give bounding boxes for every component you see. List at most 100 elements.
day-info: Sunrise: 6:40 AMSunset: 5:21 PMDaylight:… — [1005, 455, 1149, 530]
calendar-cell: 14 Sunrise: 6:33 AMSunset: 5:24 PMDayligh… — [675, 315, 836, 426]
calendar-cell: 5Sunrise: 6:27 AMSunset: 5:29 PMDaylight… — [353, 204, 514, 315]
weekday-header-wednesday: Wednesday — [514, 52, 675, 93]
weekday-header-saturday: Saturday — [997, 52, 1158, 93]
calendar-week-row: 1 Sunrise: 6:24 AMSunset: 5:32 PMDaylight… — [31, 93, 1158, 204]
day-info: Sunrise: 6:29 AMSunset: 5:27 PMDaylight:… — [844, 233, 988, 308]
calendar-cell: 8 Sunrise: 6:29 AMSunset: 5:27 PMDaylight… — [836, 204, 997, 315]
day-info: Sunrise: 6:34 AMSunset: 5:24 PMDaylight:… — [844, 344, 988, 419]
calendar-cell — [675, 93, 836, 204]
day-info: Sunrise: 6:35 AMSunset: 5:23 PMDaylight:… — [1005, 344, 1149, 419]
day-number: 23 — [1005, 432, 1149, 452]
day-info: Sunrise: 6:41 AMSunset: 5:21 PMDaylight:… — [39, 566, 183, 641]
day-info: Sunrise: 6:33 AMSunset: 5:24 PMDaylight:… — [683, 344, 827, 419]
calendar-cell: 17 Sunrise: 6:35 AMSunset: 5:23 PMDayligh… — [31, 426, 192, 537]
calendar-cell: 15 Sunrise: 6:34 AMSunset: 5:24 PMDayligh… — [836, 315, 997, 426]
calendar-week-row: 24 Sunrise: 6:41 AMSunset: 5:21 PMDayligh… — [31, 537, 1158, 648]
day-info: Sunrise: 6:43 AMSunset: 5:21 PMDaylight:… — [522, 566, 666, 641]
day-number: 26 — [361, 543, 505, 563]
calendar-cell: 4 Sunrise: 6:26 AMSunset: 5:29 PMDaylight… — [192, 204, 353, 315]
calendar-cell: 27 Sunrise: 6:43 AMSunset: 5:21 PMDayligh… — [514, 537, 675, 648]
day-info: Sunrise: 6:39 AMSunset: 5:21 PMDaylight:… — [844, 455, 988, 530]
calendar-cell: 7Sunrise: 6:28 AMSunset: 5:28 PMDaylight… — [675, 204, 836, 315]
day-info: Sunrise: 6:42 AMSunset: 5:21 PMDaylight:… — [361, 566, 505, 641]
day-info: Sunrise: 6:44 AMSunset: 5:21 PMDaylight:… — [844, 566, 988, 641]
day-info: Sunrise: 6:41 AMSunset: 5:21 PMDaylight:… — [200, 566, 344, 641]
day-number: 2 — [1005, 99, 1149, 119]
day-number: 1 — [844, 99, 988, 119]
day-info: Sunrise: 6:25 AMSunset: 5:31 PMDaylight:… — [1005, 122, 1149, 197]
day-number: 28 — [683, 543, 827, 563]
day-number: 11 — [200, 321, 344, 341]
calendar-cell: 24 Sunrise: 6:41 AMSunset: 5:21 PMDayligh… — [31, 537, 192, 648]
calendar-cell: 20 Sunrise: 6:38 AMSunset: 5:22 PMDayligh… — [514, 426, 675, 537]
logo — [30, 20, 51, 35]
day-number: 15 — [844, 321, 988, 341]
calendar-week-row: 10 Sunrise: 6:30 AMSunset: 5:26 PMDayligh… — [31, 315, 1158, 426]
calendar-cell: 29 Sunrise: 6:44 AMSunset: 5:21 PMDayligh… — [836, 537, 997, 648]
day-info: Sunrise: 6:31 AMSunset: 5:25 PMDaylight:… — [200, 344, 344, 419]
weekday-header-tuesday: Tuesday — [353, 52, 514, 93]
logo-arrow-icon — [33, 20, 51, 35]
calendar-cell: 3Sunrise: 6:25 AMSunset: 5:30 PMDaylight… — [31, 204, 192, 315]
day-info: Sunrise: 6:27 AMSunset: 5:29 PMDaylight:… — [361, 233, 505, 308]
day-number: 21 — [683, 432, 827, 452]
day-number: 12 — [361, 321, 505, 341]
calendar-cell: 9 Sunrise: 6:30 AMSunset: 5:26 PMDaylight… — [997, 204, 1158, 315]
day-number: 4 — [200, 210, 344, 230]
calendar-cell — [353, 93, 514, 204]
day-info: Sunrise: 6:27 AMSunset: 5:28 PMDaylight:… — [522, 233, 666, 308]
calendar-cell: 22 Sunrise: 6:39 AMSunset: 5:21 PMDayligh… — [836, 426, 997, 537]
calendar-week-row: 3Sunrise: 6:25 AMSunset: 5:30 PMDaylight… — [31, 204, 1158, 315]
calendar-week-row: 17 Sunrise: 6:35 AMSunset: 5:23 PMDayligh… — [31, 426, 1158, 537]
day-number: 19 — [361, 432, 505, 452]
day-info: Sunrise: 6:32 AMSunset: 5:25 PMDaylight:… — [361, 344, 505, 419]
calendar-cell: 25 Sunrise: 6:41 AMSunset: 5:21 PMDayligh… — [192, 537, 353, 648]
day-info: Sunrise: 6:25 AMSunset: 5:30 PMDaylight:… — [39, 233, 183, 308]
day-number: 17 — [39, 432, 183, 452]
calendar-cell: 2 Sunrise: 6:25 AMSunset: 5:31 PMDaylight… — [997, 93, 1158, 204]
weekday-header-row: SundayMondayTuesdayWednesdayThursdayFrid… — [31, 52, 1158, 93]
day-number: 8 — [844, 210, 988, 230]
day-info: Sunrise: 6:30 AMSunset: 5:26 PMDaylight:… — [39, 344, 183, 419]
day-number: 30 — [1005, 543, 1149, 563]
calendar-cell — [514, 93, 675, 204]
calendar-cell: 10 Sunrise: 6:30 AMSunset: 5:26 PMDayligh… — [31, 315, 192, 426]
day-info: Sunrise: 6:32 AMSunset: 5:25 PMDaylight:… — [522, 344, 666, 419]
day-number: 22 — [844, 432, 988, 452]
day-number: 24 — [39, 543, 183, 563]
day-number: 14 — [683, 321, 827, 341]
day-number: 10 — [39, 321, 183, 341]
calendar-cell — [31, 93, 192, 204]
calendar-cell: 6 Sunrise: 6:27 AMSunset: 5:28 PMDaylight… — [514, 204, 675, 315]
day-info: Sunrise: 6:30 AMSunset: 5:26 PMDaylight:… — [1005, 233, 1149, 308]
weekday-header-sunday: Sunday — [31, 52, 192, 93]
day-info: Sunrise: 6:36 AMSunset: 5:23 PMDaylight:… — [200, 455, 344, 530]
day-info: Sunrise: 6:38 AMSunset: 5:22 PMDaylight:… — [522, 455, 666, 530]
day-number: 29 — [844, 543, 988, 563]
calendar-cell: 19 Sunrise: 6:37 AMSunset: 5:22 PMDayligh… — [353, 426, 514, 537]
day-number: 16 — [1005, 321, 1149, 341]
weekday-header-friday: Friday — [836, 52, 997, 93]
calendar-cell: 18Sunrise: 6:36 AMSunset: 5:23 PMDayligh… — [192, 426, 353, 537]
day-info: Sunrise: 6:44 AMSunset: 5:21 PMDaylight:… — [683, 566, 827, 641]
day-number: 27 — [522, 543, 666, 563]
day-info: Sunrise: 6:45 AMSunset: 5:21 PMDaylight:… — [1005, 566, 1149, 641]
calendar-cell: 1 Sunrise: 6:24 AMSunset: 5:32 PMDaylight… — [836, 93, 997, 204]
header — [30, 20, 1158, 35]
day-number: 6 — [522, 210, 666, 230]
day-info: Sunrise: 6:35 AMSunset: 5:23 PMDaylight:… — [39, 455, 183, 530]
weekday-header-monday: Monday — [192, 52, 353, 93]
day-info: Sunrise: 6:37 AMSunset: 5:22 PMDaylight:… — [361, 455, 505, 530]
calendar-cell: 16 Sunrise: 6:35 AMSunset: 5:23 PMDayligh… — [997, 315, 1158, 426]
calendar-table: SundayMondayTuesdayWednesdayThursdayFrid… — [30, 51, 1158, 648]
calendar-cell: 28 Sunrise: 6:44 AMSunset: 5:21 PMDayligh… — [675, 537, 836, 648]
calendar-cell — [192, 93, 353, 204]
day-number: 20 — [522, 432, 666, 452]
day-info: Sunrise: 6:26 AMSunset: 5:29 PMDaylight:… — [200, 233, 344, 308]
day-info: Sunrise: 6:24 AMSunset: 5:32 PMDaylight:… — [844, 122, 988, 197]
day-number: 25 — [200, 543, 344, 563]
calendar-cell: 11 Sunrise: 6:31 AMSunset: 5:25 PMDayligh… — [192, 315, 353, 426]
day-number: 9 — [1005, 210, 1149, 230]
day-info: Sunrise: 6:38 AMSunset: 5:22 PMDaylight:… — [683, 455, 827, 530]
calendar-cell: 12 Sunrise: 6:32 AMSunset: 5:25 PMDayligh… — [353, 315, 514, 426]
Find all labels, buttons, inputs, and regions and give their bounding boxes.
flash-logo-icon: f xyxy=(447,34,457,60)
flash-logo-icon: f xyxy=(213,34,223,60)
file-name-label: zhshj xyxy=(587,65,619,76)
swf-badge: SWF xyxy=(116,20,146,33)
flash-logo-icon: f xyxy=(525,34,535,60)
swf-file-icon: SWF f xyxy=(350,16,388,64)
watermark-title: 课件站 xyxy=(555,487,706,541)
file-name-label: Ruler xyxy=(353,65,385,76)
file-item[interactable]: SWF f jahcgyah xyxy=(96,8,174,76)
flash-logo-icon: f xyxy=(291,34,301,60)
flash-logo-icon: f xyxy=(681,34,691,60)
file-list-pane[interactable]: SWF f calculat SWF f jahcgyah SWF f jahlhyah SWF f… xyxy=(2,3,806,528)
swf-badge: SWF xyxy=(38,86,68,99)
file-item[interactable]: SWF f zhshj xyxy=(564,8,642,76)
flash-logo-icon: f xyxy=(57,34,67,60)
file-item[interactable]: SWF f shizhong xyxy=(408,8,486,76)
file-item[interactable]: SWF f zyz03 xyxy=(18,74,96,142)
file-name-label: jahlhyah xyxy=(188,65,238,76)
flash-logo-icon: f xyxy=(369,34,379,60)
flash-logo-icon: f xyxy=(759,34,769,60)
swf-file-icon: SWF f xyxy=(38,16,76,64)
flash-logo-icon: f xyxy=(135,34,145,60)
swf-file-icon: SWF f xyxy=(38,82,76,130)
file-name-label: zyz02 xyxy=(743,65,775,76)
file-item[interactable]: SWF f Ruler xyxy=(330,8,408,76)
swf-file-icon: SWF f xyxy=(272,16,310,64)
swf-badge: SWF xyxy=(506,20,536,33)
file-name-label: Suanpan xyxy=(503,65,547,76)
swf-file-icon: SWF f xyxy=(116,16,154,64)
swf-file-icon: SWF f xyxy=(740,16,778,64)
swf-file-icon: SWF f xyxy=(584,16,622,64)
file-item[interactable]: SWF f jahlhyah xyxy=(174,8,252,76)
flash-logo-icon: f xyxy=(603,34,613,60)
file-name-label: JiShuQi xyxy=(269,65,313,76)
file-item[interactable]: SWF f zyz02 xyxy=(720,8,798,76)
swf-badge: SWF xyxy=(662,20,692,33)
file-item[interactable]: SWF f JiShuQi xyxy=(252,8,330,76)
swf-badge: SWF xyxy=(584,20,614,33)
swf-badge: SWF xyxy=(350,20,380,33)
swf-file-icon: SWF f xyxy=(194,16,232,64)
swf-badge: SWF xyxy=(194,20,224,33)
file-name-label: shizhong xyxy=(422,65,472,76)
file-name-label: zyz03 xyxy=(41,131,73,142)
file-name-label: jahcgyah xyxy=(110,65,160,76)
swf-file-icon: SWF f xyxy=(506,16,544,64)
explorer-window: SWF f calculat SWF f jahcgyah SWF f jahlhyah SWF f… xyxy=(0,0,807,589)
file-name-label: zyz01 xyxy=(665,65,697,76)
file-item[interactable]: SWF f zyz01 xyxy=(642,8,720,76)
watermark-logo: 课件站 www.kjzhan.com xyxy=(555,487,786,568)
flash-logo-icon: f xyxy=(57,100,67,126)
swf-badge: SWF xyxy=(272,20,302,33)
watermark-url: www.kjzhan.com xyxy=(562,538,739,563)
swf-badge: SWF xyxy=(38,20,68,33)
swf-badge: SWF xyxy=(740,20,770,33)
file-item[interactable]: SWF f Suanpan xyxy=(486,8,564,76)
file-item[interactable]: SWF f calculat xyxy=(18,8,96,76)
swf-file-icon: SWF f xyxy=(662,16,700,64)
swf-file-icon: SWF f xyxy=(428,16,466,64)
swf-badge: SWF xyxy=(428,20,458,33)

++++++++++++++++++++

GIVEN EXERCISE =
Can you extract the items above, from the very first one through the one that contains "day-number: 26 — [361, 543, 505, 563]", inclusive, and reproduce each of them verbatim?

ANSWER TO THIS TASK =
give bounding boxes for every component you see. List at most 100 elements.
day-info: Sunrise: 6:40 AMSunset: 5:21 PMDaylight:… — [1005, 455, 1149, 530]
calendar-cell: 14 Sunrise: 6:33 AMSunset: 5:24 PMDayligh… — [675, 315, 836, 426]
calendar-cell: 5Sunrise: 6:27 AMSunset: 5:29 PMDaylight… — [353, 204, 514, 315]
weekday-header-wednesday: Wednesday — [514, 52, 675, 93]
weekday-header-saturday: Saturday — [997, 52, 1158, 93]
calendar-week-row: 1 Sunrise: 6:24 AMSunset: 5:32 PMDaylight… — [31, 93, 1158, 204]
day-info: Sunrise: 6:29 AMSunset: 5:27 PMDaylight:… — [844, 233, 988, 308]
calendar-cell: 8 Sunrise: 6:29 AMSunset: 5:27 PMDaylight… — [836, 204, 997, 315]
day-info: Sunrise: 6:34 AMSunset: 5:24 PMDaylight:… — [844, 344, 988, 419]
calendar-cell — [675, 93, 836, 204]
day-info: Sunrise: 6:35 AMSunset: 5:23 PMDaylight:… — [1005, 344, 1149, 419]
day-number: 23 — [1005, 432, 1149, 452]
day-info: Sunrise: 6:41 AMSunset: 5:21 PMDaylight:… — [39, 566, 183, 641]
day-info: Sunrise: 6:33 AMSunset: 5:24 PMDaylight:… — [683, 344, 827, 419]
calendar-cell: 17 Sunrise: 6:35 AMSunset: 5:23 PMDayligh… — [31, 426, 192, 537]
calendar-cell: 15 Sunrise: 6:34 AMSunset: 5:24 PMDayligh… — [836, 315, 997, 426]
calendar-week-row: 24 Sunrise: 6:41 AMSunset: 5:21 PMDayligh… — [31, 537, 1158, 648]
day-info: Sunrise: 6:43 AMSunset: 5:21 PMDaylight:… — [522, 566, 666, 641]
day-number: 26 — [361, 543, 505, 563]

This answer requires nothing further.